Dataset items:

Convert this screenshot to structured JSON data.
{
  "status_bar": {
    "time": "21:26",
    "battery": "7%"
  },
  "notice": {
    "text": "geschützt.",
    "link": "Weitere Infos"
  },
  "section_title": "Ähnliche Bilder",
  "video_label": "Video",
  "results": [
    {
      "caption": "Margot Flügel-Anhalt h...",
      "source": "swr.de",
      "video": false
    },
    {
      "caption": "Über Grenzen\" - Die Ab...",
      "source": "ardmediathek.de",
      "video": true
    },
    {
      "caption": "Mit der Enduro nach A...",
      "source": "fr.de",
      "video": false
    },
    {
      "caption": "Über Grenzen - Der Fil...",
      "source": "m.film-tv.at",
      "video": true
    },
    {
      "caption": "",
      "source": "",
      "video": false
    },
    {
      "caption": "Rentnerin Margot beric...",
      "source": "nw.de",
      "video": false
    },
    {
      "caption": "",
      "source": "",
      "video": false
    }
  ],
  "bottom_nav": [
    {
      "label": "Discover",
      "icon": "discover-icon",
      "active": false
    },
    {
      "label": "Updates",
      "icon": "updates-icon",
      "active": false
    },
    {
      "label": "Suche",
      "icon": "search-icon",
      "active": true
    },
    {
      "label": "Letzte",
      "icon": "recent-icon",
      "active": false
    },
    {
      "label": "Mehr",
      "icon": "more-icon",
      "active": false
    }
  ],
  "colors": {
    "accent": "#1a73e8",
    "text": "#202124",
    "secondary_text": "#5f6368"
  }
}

Exercise directions:
Type out all of the material again, word for word.

Written answer:
Convert this screenshot to structured JSON data.
{
  "status_bar": {
    "time": "21:26",
    "battery": "7%"
  },
  "notice": {
    "text": "geschützt.",
    "link": "Weitere Infos"
  },
  "section_title": "Ähnliche Bilder",
  "video_label": "Video",
  "results": [
    {
      "caption": "Margot Flügel-Anhalt h...",
      "source": "swr.de",
      "video": false
    },
    {
      "caption": "Über Grenzen\" - Die Ab...",
      "source": "ardmediathek.de",
      "video": true
    },
    {
      "caption": "Mit der Enduro nach A...",
      "source": "fr.de",
      "video": false
    },
    {
      "caption": "Über Grenzen - Der Fil...",
      "source": "m.film-tv.at",
      "video": true
    },
    {
      "caption": "",
      "source": "",
      "video": false
    },
    {
      "caption": "Rentnerin Margot beric...",
      "source": "nw.de",
      "video": false
    },
    {
      "caption": "",
      "source": "",
      "video": false
    }
  ],
  "bottom_nav": [
    {
      "label": "Discover",
      "icon": "discover-icon",
      "active": false
    },
    {
      "label": "Updates",
      "icon": "updates-icon",
      "active": false
    },
    {
      "label": "Suche",
      "icon": "search-icon",
      "active": true
    },
    {
      "label": "Letzte",
      "icon": "recent-icon",
      "active": false
    },
    {
      "label": "Mehr",
      "icon": "more-icon",
      "active": false
    }
  ],
  "colors": {
    "accent": "#1a73e8",
    "text": "#202124",
    "secondary_text": "#5f6368"
  }
}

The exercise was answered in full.